- [EXERCISE OBJECTIVE] Format the part of the records that opens with the line containing "error-message: The program" and closes with the line containing "watermark-text: DLL-BOX.COM —" as a Markdown table with the columns No. and Line, numbering each row and leaving out blank lines.

- [RECORDS SUPPLIED]
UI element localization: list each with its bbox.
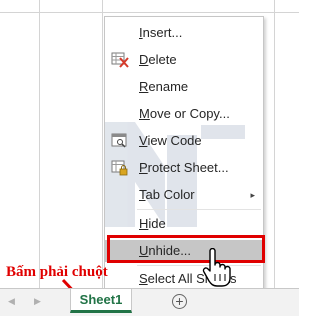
grid-column-line (274, 0, 275, 288)
delete-sheet-icon (111, 52, 129, 68)
menu-item-insert[interactable]: Insert... (105, 22, 263, 44)
menu-item-label: Unhide... (139, 243, 192, 258)
previous-sheet-icon[interactable]: ◀ (8, 296, 15, 307)
grid-column-line (39, 0, 40, 288)
sheet-tab-sheet1[interactable]: Sheet1 (70, 289, 132, 313)
right-click-annotation: Bấm phải chuột (6, 264, 108, 280)
menu-item-view-code[interactable]: View Code (105, 130, 263, 152)
protect-sheet-icon (111, 160, 129, 176)
menu-separator (137, 265, 261, 266)
menu-item-label: Rename (139, 79, 189, 94)
submenu-arrow-icon: ▸ (250, 190, 255, 200)
menu-item-label: Insert... (139, 25, 183, 40)
menu-item-label: Hide (139, 216, 166, 231)
menu-item-rename[interactable]: Rename (105, 76, 263, 98)
menu-item-protect-sheet[interactable]: Protect Sheet... (105, 157, 263, 179)
grid-row-line (0, 12, 299, 13)
menu-item-hide[interactable]: Hide (105, 213, 263, 235)
menu-item-label: Tab Color (139, 187, 195, 202)
menu-item-label: Protect Sheet... (139, 160, 229, 175)
grid-column-line (102, 0, 103, 288)
sheet-tab-context-menu: NEWMAIN Insert... Delete Rename Move or … (104, 16, 264, 292)
menu-item-move-or-copy[interactable]: Move or Copy... (105, 103, 263, 125)
menu-item-label: View Code (139, 133, 202, 148)
menu-item-select-all-sheets[interactable]: Select All Sheets (105, 268, 263, 290)
add-sheet-button[interactable]: + (172, 294, 187, 309)
menu-item-delete[interactable]: Delete (105, 49, 263, 71)
view-code-icon (111, 133, 129, 149)
menu-item-unhide[interactable]: Unhide... (105, 240, 263, 262)
menu-separator (137, 209, 261, 210)
menu-item-label: Move or Copy... (139, 106, 230, 121)
menu-item-tab-color[interactable]: Tab Color ▸ (105, 184, 263, 206)
menu-item-label: Delete (139, 52, 177, 67)
hand-pointer-cursor-icon (202, 248, 231, 287)
next-sheet-icon[interactable]: ▶ (34, 296, 41, 307)
sheet-tab-bar: ◀ ▶ Sheet1 + (0, 288, 299, 316)
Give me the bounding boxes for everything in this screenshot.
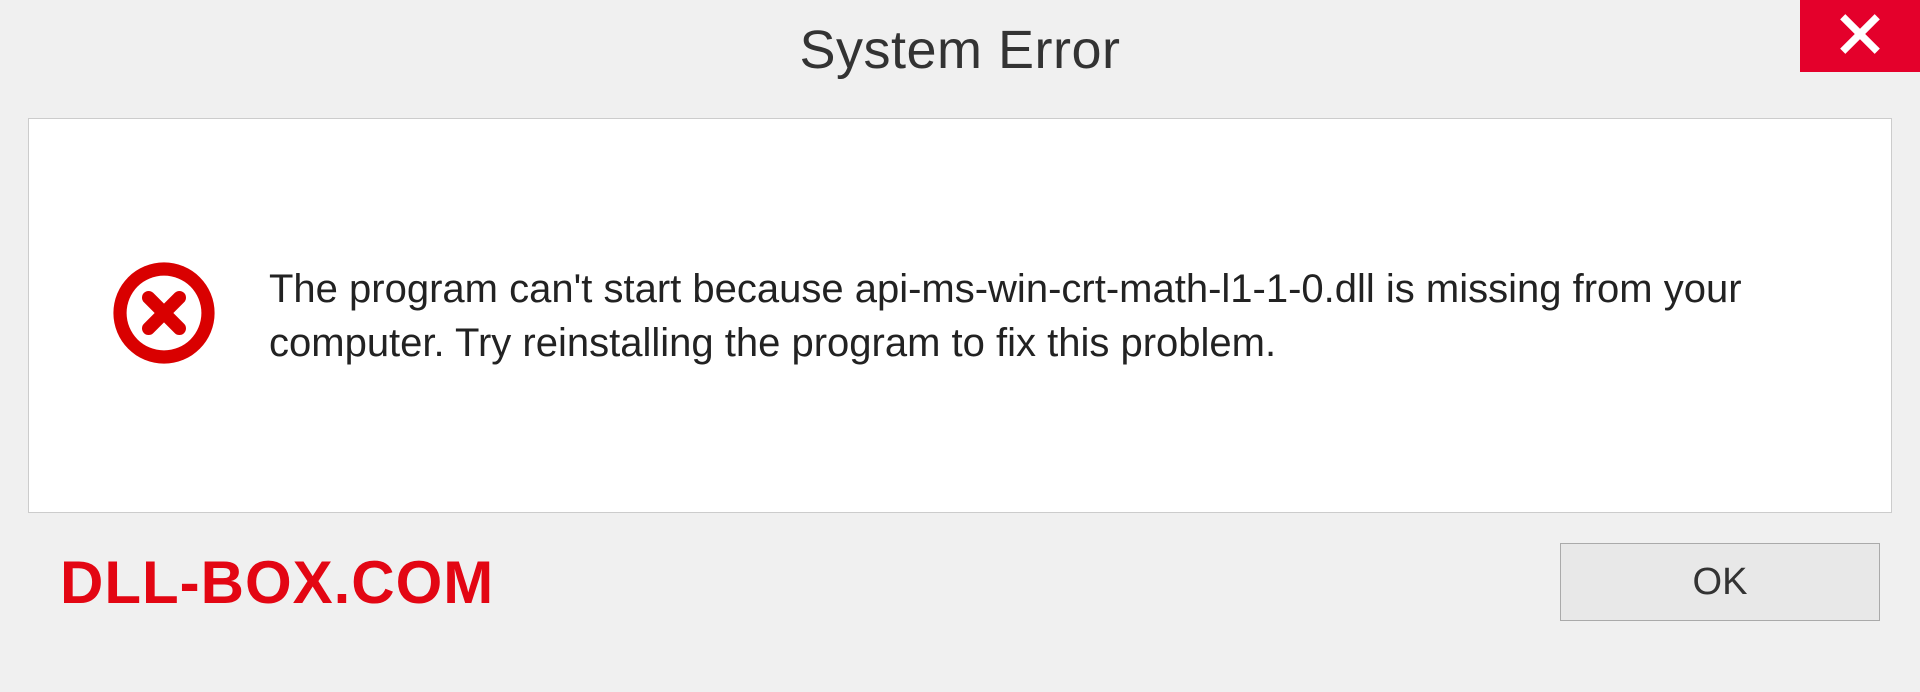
error-message: The program can't start because api-ms-w… — [269, 262, 1831, 370]
content-panel: The program can't start because api-ms-w… — [28, 118, 1892, 513]
footer: DLL-BOX.COM OK — [0, 513, 1920, 621]
watermark-text: DLL-BOX.COM — [60, 548, 494, 617]
window-title: System Error — [799, 19, 1120, 81]
close-icon — [1838, 12, 1882, 61]
close-button[interactable] — [1800, 0, 1920, 72]
ok-button[interactable]: OK — [1560, 543, 1880, 621]
error-icon — [109, 258, 219, 373]
titlebar: System Error — [0, 0, 1920, 100]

- [REPLY]
| No. | Line |
|---|---|
| 1 | error-message: The program can't start because api-ms-w… — [269, 262, 1831, 370] |
| 2 | content-panel: The program can't start because api-ms-w… — [28, 118, 1892, 513] |
| 3 | footer: DLL-BOX.COM OK — [0, 513, 1920, 621] |
| 4 | watermark-text: DLL-BOX.COM — [60, 548, 494, 617] |